• **What is being asked**:
Every record below is to be retyped exactly.

• **Task inputs**:
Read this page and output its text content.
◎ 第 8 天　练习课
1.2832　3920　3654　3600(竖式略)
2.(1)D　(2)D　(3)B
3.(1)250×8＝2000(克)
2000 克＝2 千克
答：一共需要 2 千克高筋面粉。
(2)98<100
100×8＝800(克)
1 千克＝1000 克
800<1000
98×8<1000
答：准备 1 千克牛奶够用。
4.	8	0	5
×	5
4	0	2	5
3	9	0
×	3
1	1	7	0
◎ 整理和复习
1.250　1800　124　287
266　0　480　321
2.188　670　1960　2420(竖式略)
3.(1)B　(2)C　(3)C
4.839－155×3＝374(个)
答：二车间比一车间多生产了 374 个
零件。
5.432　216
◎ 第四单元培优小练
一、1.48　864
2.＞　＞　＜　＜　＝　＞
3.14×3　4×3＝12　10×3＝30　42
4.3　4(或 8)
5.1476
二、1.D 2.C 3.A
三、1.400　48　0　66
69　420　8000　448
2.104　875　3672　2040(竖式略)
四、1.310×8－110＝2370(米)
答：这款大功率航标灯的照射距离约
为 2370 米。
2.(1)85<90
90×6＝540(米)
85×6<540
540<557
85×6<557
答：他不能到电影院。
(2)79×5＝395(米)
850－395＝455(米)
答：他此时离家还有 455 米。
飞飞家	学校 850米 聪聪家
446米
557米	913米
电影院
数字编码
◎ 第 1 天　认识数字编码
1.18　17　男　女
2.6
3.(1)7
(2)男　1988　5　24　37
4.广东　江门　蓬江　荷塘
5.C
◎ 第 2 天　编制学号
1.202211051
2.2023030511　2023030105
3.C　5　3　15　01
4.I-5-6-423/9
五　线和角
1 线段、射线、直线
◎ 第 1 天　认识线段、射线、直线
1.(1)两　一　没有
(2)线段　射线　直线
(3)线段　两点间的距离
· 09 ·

• **Task result**:
Read this page and output its text content.
◎ 第 8 天　练习课
1.2832　3920　3654　3600(竖式略)
2.(1)D　(2)D　(3)B
3.(1)250×8＝2000(克)
2000 克＝2 千克
答：一共需要 2 千克高筋面粉。
(2)98<100
100×8＝800(克)
1 千克＝1000 克
800<1000
98×8<1000
答：准备 1 千克牛奶够用。
4.	8	0	5
×	5
4	0	2	5
3	9	0
×	3
1	1	7	0
◎ 整理和复习
1.250　1800　124　287
266　0　480　321
2.188　670　1960　2420(竖式略)
3.(1)B　(2)C　(3)C
4.839－155×3＝374(个)
答：二车间比一车间多生产了 374 个
零件。
5.432　216
◎ 第四单元培优小练
一、1.48　864
2.＞　＞　＜　＜　＝　＞
3.14×3　4×3＝12　10×3＝30　42
4.3　4(或 8)
5.1476
二、1.D 2.C 3.A
三、1.400　48　0　66
69　420　8000　448
2.104　875　3672　2040(竖式略)
四、1.310×8－110＝2370(米)
答：这款大功率航标灯的照射距离约
为 2370 米。
2.(1)85<90
90×6＝540(米)
85×6<540
540<557
85×6<557
答：他不能到电影院。
(2)79×5＝395(米)
850－395＝455(米)
答：他此时离家还有 455 米。
飞飞家	学校 850米 聪聪家
446米
557米	913米
电影院
数字编码
◎ 第 1 天　认识数字编码
1.18　17　男　女
2.6
3.(1)7
(2)男　1988　5　24　37
4.广东　江门　蓬江　荷塘
5.C
◎ 第 2 天　编制学号
1.202211051
2.2023030511　2023030105
3.C　5　3　15　01
4.I-5-6-423/9
五　线和角
1 线段、射线、直线
◎ 第 1 天　认识线段、射线、直线
1.(1)两　一　没有
(2)线段　射线　直线
(3)线段　两点间的距离
· 09 ·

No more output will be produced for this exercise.